■ **WHAT THE TASK ASKS**: In the data below, find each line containing the string "пункте" and return it.

■ **EXTRACTED ENTRIES**:
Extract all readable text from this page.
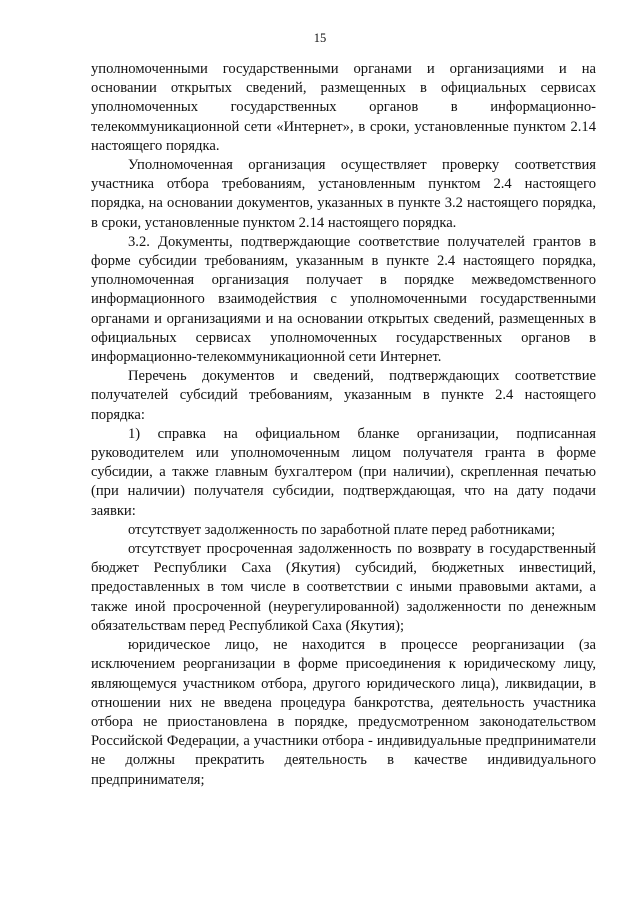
15

уполномоченными государственными органами и организациями и на основании открытых сведений, размещенных в официальных сервисах уполномоченных государственных органов в информационно-телекоммуникационной сети «Интернет», в сроки, установленные пунктом 2.14 настоящего порядка.

Уполномоченная организация осуществляет проверку соответствия участника отбора требованиям, установленным пунктом 2.4 настоящего порядка, на основании документов, указанных в пункте 3.2 настоящего порядка, в сроки, установленные пунктом 2.14 настоящего порядка.

3.2. Документы, подтверждающие соответствие получателей грантов в форме субсидии требованиям, указанным в пункте 2.4 настоящего порядка, уполномоченная организация получает в порядке межведомственного информационного взаимодействия с уполномоченными государственными органами и организациями и на основании открытых сведений, размещенных в официальных сервисах уполномоченных государственных органов в информационно-телекоммуникационной сети Интернет.

Перечень документов и сведений, подтверждающих соответствие получателей субсидий требованиям, указанным в пункте 2.4 настоящего порядка:

1) справка на официальном бланке организации, подписанная руководителем или уполномоченным лицом получателя гранта в форме субсидии, а также главным бухгалтером (при наличии), скрепленная печатью (при наличии) получателя субсидии, подтверждающая, что на дату подачи заявки:

отсутствует задолженность по заработной плате перед работниками;

отсутствует просроченная задолженность по возврату в государственный бюджет Республики Саха (Якутия) субсидий, бюджетных инвестиций, предоставленных в том числе в соответствии с иными правовыми актами, а также иной просроченной (неурегулированной) задолженности по денежным обязательствам перед Республикой Саха (Якутия);

юридическое лицо, не находится в процессе реорганизации (за исключением реорганизации в форме присоединения к юридическому лицу, являющемуся участником отбора, другого юридического лица), ликвидации, в отношении них не введена процедура банкротства, деятельность участника отбора не приостановлена в порядке, предусмотренном законодательством Российской Федерации, а участники отбора - индивидуальные предприниматели не должны прекратить деятельность в качестве индивидуального предпринимателя;
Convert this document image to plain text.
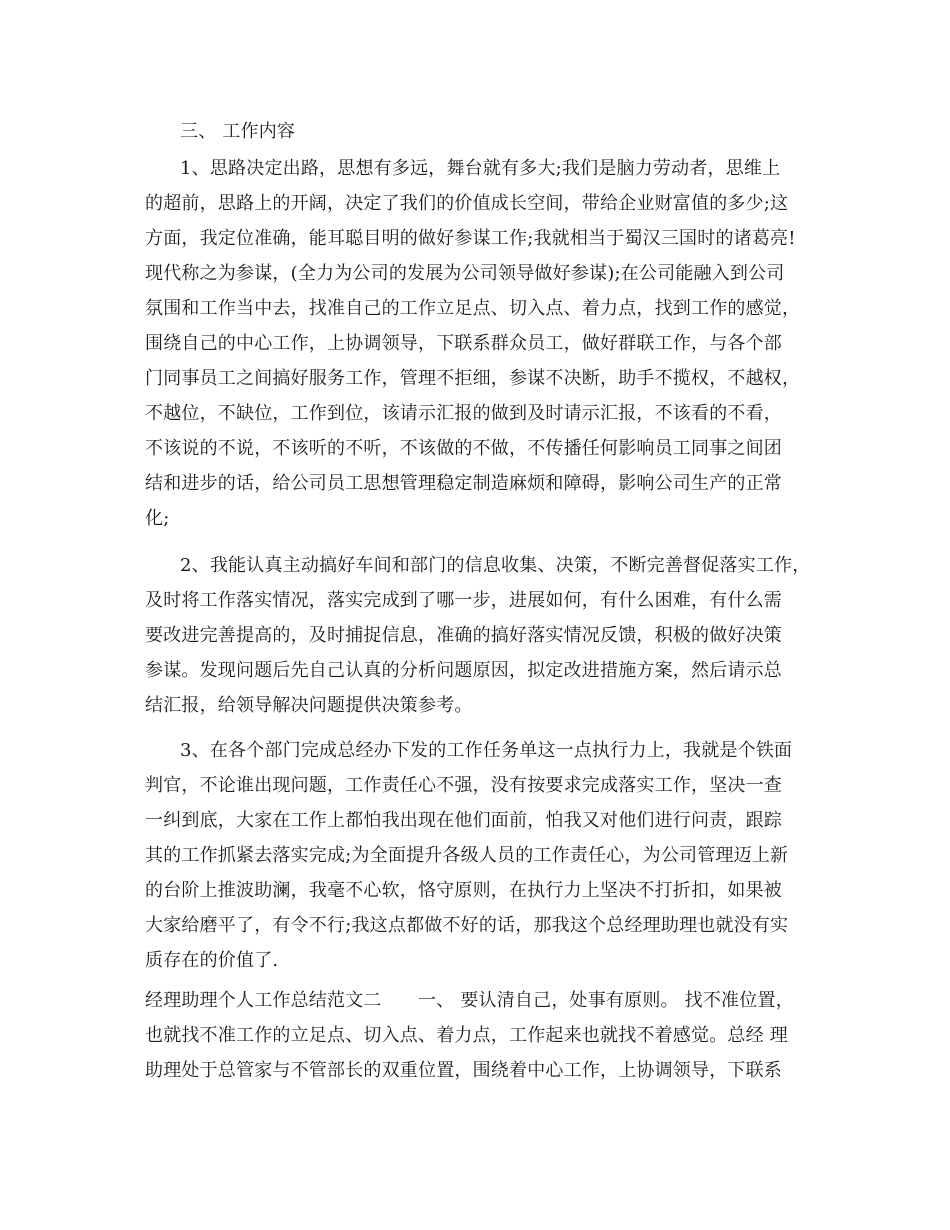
三、 工作内容
1、思路决定出路，思想有多远，舞台就有多大;我们是脑力劳动者，思维上
的超前，思路上的开阔，决定了我们的价值成长空间，带给企业财富值的多少;这
方面，我定位准确，能耳聪目明的做好参谋工作;我就相当于蜀汉三国时的诸葛亮!
现代称之为参谋，(全力为公司的发展为公司领导做好参谋);在公司能融入到公司
氛围和工作当中去，找准自己的工作立足点、切入点、着力点，找到工作的感觉，
围绕自己的中心工作，上协调领导，下联系群众员工，做好群联工作，与各个部
门同事员工之间搞好服务工作，管理不拒细，参谋不决断，助手不揽权，不越权，
不越位，不缺位，工作到位，该请示汇报的做到及时请示汇报，不该看的不看，
不该说的不说，不该听的不听，不该做的不做，不传播任何影响员工同事之间团
结和进步的话，给公司员工思想管理稳定制造麻烦和障碍，影响公司生产的正常
化;
2、我能认真主动搞好车间和部门的信息收集、决策，不断完善督促落实工作，
及时将工作落实情况，落实完成到了哪一步，进展如何，有什么困难，有什么需
要改进完善提高的，及时捕捉信息，准确的搞好落实情况反馈，积极的做好决策
参谋。发现问题后先自己认真的分析问题原因，拟定改进措施方案，然后请示总
结汇报，给领导解决问题提供决策参考。
3、在各个部门完成总经办下发的工作任务单这一点执行力上，我就是个铁面
判官，不论谁出现问题，工作责任心不强，没有按要求完成落实工作，坚决一查
一纠到底，大家在工作上都怕我出现在他们面前，怕我又对他们进行问责，跟踪
其的工作抓紧去落实完成;为全面提升各级人员的工作责任心，为公司管理迈上新
的台阶上推波助澜，我毫不心软，恪守原则，在执行力上坚决不打折扣，如果被
大家给磨平了，有令不行;我这点都做不好的话，那我这个总经理助理也就没有实
质存在的价值了.
经理助理个人工作总结范文二　　一、 要认清自己，处事有原则。 找不准位置，
也就找不准工作的立足点、切入点、着力点，工作起来也就找不着感觉。总经 理
助理处于总管家与不管部长的双重位置，围绕着中心工作，上协调领导，下联系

■ **RESULT FOR THIS EXERCISE**:
Уполномоченная организация осуществляет проверку соответствия участника отбора требованиям, установленным пунктом 2.4 настоящего порядка, на основании документов, указанных в пункте 3.2 настоящего порядка, в сроки, установленные пунктом 2.14 настоящего порядка.
3.2. Документы, подтверждающие соответствие получателей грантов в форме субсидии требованиям, указанным в пункте 2.4 настоящего порядка, уполномоченная организация получает в порядке межведомственного информационного взаимодействия с уполномоченными государственными органами и организациями и на основании открытых сведений, размещенных в официальных сервисах уполномоченных государственных органов в информационно-телекоммуникационной сети Интернет.
Перечень документов и сведений, подтверждающих соответствие получателей субсидий требованиям, указанным в пункте 2.4 настоящего порядка:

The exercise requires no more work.